#### Given data
"""
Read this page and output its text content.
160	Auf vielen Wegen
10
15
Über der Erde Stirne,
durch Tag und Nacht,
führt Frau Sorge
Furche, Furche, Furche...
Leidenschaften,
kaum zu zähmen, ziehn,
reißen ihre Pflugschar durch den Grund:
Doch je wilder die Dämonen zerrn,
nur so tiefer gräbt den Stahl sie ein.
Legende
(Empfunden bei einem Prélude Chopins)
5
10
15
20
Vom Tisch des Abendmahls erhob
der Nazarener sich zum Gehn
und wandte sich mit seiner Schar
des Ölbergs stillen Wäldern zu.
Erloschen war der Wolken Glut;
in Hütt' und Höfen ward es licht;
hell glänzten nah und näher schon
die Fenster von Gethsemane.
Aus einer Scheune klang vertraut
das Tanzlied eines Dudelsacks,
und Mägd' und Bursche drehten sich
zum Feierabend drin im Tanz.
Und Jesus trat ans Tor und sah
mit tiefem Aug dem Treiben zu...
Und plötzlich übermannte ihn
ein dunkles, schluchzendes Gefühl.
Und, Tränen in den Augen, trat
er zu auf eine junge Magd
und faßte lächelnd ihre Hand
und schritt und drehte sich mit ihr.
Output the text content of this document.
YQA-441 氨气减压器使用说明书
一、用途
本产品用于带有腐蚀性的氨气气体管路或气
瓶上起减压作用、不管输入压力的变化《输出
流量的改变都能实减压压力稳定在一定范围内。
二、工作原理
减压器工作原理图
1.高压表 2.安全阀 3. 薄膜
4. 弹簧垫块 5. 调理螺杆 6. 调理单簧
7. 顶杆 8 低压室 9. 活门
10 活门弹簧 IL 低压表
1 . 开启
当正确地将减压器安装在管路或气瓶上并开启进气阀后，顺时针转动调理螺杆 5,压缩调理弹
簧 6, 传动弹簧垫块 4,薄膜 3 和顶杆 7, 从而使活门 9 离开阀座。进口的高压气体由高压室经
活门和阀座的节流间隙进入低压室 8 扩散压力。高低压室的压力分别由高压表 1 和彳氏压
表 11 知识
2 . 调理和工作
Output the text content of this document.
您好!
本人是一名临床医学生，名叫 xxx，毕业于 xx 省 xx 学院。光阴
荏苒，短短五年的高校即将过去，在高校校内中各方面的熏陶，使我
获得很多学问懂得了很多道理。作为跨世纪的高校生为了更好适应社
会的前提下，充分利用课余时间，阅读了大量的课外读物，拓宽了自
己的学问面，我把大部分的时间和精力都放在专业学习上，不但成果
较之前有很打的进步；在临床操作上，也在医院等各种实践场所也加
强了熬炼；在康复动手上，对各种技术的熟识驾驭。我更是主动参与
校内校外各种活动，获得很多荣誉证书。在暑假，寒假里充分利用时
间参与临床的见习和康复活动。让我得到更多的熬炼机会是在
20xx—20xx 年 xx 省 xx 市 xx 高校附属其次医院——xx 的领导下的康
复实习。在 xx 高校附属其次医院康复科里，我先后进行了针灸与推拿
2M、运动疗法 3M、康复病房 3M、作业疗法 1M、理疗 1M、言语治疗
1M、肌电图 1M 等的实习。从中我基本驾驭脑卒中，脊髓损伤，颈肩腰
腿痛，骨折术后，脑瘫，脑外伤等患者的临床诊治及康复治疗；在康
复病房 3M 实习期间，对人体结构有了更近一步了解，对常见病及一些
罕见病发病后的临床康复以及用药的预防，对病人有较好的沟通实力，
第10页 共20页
"""
#### Goal
Print the whole listing exactly as it is.

#### Task output
Read this page and output its text content.
160	Auf vielen Wegen
10
15
Über der Erde Stirne,
durch Tag und Nacht,
führt Frau Sorge
Furche, Furche, Furche...
Leidenschaften,
kaum zu zähmen, ziehn,
reißen ihre Pflugschar durch den Grund:
Doch je wilder die Dämonen zerrn,
nur so tiefer gräbt den Stahl sie ein.
Legende
(Empfunden bei einem Prélude Chopins)
5
10
15
20
Vom Tisch des Abendmahls erhob
der Nazarener sich zum Gehn
und wandte sich mit seiner Schar
des Ölbergs stillen Wäldern zu.
Erloschen war der Wolken Glut;
in Hütt' und Höfen ward es licht;
hell glänzten nah und näher schon
die Fenster von Gethsemane.
Aus einer Scheune klang vertraut
das Tanzlied eines Dudelsacks,
und Mägd' und Bursche drehten sich
zum Feierabend drin im Tanz.
Und Jesus trat ans Tor und sah
mit tiefem Aug dem Treiben zu...
Und plötzlich übermannte ihn
ein dunkles, schluchzendes Gefühl.
Und, Tränen in den Augen, trat
er zu auf eine junge Magd
und faßte lächelnd ihre Hand
und schritt und drehte sich mit ihr.
Output the text content of this document.
YQA-441 氨气减压器使用说明书
一、用途
本产品用于带有腐蚀性的氨气气体管路或气
瓶上起减压作用、不管输入压力的变化《输出
流量的改变都能实减压压力稳定在一定范围内。
二、工作原理
减压器工作原理图
1.高压表 2.安全阀 3. 薄膜
4. 弹簧垫块 5. 调理螺杆 6. 调理单簧
7. 顶杆 8 低压室 9. 活门
10 活门弹簧 IL 低压表
1 . 开启
当正确地将减压器安装在管路或气瓶上并开启进气阀后，顺时针转动调理螺杆 5,压缩调理弹
簧 6, 传动弹簧垫块 4,薄膜 3 和顶杆 7, 从而使活门 9 离开阀座。进口的高压气体由高压室经
活门和阀座的节流间隙进入低压室 8 扩散压力。高低压室的压力分别由高压表 1 和彳氏压
表 11 知识
2 . 调理和工作
Output the text content of this document.
您好!
本人是一名临床医学生，名叫 xxx，毕业于 xx 省 xx 学院。光阴
荏苒，短短五年的高校即将过去，在高校校内中各方面的熏陶，使我
获得很多学问懂得了很多道理。作为跨世纪的高校生为了更好适应社
会的前提下，充分利用课余时间，阅读了大量的课外读物，拓宽了自
己的学问面，我把大部分的时间和精力都放在专业学习上，不但成果
较之前有很打的进步；在临床操作上，也在医院等各种实践场所也加
强了熬炼；在康复动手上，对各种技术的熟识驾驭。我更是主动参与
校内校外各种活动，获得很多荣誉证书。在暑假，寒假里充分利用时
间参与临床的见习和康复活动。让我得到更多的熬炼机会是在
20xx—20xx 年 xx 省 xx 市 xx 高校附属其次医院——xx 的领导下的康
复实习。在 xx 高校附属其次医院康复科里，我先后进行了针灸与推拿
2M、运动疗法 3M、康复病房 3M、作业疗法 1M、理疗 1M、言语治疗
1M、肌电图 1M 等的实习。从中我基本驾驭脑卒中，脊髓损伤，颈肩腰
腿痛，骨折术后，脑瘫，脑外伤等患者的临床诊治及康复治疗；在康
复病房 3M 实习期间，对人体结构有了更近一步了解，对常见病及一些
罕见病发病后的临床康复以及用药的预防，对病人有较好的沟通实力，
第10页 共20页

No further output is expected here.